■ Given request ■
Look for the string "cornice" and copy every line that has it.
── Raw data
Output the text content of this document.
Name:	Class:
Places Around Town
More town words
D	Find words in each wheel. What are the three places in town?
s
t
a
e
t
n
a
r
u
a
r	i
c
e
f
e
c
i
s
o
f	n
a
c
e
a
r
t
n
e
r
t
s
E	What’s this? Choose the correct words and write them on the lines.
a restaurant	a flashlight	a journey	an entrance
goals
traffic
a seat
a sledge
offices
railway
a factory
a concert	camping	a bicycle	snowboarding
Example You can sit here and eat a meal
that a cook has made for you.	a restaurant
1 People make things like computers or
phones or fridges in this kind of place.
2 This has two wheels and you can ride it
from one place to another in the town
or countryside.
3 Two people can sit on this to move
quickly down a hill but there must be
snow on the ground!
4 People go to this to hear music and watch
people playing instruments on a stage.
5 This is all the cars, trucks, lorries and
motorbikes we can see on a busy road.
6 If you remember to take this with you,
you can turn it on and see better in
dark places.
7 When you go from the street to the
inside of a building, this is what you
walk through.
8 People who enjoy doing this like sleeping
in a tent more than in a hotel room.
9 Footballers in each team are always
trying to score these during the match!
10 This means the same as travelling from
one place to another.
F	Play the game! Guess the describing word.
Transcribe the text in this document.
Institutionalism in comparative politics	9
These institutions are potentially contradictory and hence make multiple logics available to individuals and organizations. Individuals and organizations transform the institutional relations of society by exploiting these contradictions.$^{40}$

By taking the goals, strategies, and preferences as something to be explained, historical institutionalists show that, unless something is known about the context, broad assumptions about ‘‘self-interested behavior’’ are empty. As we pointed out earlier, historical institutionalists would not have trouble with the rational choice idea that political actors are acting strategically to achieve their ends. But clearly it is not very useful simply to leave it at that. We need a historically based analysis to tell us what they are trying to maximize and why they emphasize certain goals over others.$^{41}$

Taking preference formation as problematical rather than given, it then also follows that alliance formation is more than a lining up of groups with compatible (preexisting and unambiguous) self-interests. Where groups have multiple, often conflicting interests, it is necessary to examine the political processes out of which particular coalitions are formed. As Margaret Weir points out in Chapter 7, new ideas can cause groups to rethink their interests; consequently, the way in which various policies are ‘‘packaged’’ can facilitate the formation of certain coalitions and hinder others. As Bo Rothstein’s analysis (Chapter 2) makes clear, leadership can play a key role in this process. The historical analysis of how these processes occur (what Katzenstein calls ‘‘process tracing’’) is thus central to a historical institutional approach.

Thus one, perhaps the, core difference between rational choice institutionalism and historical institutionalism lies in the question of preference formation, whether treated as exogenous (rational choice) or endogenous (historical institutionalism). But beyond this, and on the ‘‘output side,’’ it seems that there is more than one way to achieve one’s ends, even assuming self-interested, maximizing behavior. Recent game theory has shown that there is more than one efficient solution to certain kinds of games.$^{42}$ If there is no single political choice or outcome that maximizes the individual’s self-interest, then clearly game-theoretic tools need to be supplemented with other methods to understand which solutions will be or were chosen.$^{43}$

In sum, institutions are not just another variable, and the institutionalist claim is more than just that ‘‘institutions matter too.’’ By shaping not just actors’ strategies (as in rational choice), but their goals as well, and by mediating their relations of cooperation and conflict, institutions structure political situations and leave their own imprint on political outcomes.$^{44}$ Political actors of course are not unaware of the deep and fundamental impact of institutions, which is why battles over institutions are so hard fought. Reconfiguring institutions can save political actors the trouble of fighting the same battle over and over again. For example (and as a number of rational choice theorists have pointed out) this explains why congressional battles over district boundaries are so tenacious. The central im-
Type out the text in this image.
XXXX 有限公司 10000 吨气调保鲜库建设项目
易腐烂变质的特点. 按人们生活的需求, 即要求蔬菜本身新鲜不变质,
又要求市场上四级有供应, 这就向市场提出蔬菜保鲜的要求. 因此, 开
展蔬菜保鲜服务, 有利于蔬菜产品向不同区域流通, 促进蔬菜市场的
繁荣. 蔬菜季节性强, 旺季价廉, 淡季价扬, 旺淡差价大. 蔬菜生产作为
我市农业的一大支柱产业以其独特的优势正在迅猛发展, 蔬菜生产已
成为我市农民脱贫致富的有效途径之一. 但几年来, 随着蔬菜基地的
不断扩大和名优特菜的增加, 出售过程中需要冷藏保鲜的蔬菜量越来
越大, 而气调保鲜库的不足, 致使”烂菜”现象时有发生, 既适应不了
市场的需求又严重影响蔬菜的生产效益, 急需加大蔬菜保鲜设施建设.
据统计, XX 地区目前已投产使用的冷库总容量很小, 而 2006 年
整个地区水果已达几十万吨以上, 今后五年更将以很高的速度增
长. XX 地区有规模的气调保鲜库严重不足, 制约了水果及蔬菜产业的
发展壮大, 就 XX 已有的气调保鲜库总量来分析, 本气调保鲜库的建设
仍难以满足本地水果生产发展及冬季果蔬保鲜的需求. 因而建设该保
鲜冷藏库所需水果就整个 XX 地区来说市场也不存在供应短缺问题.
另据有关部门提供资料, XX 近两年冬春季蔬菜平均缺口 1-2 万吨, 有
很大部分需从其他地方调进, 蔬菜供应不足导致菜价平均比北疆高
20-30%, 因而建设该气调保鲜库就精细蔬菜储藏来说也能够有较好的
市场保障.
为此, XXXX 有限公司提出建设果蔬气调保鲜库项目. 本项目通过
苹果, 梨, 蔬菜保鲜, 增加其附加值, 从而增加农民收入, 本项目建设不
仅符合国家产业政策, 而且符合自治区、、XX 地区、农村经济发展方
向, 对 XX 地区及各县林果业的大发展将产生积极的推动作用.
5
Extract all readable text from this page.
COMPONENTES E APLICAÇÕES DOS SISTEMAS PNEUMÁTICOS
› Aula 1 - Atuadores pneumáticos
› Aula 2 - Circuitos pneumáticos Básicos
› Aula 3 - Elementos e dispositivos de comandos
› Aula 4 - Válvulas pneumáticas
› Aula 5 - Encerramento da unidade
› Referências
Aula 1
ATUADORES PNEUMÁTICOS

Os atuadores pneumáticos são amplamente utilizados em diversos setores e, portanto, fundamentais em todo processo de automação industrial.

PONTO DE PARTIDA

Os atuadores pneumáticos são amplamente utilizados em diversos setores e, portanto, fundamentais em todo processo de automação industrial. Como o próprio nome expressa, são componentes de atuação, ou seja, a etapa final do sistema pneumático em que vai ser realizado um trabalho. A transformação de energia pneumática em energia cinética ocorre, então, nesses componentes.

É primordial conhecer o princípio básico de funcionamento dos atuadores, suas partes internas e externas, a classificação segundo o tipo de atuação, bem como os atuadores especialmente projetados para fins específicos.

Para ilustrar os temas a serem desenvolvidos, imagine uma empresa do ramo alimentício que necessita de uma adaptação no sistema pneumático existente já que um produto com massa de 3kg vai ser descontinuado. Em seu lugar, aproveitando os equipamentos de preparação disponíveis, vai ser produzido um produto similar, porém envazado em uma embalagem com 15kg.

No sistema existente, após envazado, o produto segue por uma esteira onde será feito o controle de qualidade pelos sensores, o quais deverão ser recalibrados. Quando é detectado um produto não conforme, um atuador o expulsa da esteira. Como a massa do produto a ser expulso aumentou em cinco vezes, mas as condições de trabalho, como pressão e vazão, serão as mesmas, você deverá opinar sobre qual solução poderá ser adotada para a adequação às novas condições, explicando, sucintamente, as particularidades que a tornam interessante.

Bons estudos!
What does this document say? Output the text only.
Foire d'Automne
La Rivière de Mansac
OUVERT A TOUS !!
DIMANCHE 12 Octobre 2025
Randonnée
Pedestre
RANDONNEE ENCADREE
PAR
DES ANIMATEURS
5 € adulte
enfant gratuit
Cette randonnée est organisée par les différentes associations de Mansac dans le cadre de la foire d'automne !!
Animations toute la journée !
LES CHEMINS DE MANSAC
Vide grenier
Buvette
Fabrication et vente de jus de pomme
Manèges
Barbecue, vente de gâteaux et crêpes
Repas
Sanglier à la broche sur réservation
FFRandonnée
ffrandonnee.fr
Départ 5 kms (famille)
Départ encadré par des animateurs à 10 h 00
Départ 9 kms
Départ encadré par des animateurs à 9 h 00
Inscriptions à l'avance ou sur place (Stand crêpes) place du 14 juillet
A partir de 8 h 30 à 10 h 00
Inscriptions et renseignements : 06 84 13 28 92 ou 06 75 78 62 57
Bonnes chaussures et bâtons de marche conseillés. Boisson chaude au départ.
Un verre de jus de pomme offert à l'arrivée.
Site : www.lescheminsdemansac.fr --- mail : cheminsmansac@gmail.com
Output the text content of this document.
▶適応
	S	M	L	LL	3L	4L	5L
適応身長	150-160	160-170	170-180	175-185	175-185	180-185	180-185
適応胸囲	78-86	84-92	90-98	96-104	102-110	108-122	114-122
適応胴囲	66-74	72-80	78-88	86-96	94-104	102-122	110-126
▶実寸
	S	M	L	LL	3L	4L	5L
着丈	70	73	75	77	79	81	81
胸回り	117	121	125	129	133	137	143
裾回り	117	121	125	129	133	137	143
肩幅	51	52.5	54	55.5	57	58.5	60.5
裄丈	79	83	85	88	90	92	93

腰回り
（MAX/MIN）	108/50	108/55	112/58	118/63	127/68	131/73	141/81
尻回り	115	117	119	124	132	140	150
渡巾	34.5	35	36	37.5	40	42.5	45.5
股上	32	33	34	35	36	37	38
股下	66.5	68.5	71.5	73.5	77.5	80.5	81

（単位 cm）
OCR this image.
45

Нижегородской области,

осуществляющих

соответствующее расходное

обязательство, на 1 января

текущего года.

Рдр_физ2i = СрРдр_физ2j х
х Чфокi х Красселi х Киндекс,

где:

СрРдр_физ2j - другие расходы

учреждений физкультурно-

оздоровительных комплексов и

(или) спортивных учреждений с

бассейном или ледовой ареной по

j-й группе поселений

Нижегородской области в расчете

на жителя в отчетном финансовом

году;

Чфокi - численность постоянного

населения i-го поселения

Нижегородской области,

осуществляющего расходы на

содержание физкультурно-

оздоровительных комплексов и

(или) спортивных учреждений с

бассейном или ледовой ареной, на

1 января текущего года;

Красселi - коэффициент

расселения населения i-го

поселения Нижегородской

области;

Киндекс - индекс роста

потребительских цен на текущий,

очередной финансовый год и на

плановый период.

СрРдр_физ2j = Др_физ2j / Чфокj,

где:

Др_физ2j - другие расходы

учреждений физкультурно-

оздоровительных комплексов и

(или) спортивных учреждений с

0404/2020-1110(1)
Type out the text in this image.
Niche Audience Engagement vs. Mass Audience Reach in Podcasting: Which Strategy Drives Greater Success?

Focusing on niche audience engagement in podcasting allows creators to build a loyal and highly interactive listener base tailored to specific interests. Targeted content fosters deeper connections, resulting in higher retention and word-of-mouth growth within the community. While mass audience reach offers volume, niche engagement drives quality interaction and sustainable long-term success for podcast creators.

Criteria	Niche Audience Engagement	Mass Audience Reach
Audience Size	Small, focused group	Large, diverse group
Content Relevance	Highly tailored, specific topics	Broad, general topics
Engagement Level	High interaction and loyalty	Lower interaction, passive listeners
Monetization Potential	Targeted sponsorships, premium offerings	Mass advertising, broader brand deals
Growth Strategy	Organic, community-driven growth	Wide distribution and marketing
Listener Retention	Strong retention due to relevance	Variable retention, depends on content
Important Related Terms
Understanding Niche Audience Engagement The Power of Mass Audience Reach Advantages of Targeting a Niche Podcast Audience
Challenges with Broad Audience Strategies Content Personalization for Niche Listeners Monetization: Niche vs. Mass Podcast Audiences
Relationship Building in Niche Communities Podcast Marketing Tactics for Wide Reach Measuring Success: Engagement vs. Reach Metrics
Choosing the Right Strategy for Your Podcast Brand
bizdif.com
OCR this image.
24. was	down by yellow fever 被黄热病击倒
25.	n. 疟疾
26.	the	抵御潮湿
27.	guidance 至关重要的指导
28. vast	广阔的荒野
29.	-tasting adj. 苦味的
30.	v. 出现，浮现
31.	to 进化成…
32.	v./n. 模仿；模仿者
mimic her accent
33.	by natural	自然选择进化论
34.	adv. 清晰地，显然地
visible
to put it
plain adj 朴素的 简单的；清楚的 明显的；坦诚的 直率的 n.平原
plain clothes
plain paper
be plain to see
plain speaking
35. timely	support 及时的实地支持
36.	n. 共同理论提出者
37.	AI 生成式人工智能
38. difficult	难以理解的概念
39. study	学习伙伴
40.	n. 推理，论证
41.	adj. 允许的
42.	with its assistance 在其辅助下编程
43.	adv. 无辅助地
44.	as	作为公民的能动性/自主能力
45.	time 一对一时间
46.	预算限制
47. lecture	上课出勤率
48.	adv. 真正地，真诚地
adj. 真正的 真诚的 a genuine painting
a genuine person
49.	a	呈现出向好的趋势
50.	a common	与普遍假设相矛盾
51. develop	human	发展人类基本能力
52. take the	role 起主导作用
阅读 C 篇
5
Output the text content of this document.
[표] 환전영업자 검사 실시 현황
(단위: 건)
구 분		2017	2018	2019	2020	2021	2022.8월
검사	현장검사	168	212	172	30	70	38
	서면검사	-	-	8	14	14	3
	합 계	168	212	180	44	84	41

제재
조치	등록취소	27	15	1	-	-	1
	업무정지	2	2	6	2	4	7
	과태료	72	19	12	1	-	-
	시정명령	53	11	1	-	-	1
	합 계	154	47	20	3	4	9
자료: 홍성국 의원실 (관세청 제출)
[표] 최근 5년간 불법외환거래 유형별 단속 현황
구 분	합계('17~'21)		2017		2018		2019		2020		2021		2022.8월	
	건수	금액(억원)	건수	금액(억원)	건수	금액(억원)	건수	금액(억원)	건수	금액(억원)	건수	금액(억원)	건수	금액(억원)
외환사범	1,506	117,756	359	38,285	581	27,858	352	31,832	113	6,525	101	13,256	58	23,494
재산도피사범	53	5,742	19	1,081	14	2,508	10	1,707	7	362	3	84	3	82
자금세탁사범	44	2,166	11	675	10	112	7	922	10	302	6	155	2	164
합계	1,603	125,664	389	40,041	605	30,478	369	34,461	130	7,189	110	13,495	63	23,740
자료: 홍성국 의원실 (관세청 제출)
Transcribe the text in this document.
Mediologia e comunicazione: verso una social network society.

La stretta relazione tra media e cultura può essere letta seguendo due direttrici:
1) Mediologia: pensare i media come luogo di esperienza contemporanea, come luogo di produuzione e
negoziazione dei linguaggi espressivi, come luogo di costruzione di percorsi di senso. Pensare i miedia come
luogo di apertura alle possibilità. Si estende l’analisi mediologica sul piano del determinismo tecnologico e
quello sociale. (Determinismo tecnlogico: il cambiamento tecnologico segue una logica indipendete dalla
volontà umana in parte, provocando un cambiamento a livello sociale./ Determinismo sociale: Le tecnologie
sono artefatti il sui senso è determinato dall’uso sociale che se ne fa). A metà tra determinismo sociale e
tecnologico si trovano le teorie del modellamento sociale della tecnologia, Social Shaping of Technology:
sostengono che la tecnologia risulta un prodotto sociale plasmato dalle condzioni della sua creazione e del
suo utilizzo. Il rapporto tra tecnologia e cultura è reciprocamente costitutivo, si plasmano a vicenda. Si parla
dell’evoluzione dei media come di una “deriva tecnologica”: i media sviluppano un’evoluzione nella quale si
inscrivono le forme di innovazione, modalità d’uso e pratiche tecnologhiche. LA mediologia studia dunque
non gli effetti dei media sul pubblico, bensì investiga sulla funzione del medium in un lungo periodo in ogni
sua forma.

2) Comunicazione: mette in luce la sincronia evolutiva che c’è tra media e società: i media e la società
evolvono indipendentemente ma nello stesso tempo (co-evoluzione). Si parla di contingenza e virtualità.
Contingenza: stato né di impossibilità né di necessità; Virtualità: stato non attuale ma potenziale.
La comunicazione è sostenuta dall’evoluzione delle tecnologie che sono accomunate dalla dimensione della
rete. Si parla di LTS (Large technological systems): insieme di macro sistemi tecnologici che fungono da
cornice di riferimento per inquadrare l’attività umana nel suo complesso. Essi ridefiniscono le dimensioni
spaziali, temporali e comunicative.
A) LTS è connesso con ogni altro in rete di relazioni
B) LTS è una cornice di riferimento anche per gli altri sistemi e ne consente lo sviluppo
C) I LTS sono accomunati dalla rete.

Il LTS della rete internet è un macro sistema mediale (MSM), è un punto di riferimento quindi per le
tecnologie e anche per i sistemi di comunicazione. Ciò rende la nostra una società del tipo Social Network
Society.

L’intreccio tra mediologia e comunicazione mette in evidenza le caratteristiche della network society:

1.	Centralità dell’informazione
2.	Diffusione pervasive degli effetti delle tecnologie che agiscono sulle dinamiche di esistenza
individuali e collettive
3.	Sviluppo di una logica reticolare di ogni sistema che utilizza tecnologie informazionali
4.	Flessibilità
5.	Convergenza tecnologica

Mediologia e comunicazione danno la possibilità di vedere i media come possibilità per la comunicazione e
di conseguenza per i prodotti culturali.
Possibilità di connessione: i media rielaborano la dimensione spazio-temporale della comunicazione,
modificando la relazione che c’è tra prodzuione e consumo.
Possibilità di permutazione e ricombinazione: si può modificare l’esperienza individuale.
────
■ In response ■
cornice di riferimento per inquadrare l’attività umana nel suo complesso. Essi ridefiniscono le dimensioni
B) LTS è una cornice di riferimento anche per gli altri sistemi e ne consente lo sviluppo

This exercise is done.